▸ **练习说明**
接着写这篇讲用 PySpark 统计单词次数的文字，从它最后一句之后往下写。

数据预览
//有4个内容一模一样的文件
[hadoop@hadoop000 wordcount]$ ls
hello.txt hello - 副本 (2).txt hello - 副本 (3).txt hello - 副本.txt
//文件内容
[hadoop@hadoop000 wordcount]$ cat hello.txt
hello spark
hello flink
hello hadoop
python代码
import sys
from pyspark import SparkConf, SparkContext
if __name__ == '__main__':
if len(sys.argv) != 2:
print("usage:wordcount <input> ", file=sys.stderr)
sys.exit(-1)
conf = SparkConf()
sc = SparkContext(conf=conf)
counts = sc.textFile(sys.argv[1])\
.flatMap(lambda line: line.split("\t"))\
.map(lambda x: (x, 1))\
.reduceByKey(lambda a, b: a+b)\
.map(lambda x: (x[1], x[0]))\
.sortByKey(False)\
.map(lambda x: (x[1], x[0]))
output = counts.collect()
for (word, count) in output:
print("%s:%i" % (word, count))
sc.stop()

▸ **所给信息**
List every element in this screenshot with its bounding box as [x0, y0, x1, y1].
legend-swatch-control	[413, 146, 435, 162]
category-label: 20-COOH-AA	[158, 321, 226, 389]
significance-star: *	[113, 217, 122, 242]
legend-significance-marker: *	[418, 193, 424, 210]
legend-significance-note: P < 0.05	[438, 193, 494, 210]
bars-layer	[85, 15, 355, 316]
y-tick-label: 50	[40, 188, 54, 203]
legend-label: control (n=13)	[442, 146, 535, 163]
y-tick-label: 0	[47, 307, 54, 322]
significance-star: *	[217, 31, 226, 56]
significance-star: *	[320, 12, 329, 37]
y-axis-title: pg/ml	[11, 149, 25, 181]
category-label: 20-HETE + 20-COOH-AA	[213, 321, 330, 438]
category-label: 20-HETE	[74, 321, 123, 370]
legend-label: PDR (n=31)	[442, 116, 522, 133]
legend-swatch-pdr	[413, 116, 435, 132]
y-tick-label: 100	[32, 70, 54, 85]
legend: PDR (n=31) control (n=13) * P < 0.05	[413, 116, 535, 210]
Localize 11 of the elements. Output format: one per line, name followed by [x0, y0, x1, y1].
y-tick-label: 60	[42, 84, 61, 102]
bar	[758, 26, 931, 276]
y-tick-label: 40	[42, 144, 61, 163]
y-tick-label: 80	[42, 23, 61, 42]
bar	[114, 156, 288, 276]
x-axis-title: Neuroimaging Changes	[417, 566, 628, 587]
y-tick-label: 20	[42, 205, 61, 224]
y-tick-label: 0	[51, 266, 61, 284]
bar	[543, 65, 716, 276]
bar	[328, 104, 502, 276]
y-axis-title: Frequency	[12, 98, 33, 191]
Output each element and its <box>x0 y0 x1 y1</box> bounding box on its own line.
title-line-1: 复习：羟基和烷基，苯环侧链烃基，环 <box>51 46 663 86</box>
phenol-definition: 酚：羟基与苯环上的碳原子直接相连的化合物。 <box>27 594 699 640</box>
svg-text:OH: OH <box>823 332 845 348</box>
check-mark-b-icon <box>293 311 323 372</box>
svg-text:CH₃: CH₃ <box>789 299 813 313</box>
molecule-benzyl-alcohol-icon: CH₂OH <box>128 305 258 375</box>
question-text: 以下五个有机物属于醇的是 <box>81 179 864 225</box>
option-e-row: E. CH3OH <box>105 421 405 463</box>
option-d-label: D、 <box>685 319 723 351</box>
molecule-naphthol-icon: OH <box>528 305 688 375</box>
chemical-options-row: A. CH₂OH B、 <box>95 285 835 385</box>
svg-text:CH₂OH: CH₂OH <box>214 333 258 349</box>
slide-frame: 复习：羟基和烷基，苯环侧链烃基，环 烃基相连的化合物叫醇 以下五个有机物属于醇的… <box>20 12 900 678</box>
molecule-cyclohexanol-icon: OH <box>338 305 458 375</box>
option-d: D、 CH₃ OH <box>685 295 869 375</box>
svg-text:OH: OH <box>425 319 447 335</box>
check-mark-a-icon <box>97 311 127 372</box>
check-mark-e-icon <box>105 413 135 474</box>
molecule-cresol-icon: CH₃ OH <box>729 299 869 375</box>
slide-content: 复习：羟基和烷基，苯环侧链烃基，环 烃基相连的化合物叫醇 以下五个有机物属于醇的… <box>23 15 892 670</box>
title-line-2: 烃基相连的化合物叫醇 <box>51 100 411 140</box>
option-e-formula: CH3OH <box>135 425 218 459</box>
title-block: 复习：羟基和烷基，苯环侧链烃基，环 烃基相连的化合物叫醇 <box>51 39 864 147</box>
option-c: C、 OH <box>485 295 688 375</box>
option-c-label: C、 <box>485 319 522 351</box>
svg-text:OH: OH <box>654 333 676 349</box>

▸ **预期结果**
提交运行
./spark-submit --master local[2] \
--name wordcount \
/home/hadoop/script/wordcount.py \
file:/home/hadoop/data/pyspark_data/wordcount/*
注意事项:
1.读取多文本,文件夹后加 /*
2.读取本地文件,路径开头需要加file:,否则会默认读取hdfs上的文件
运行结果
//重要的结果信息
//spark版本信息
20/08/19 17:10:20 INFO SparkContext: Running Spark version 2.4.3
//提交的任务的name
20/08/19 17:10:20 INFO SparkContext: Submitted application: wordcount
//sparkUI端口
20/08/19 17:10:20 INFO Utils: Successfully started service 'SparkUI' on port 4040.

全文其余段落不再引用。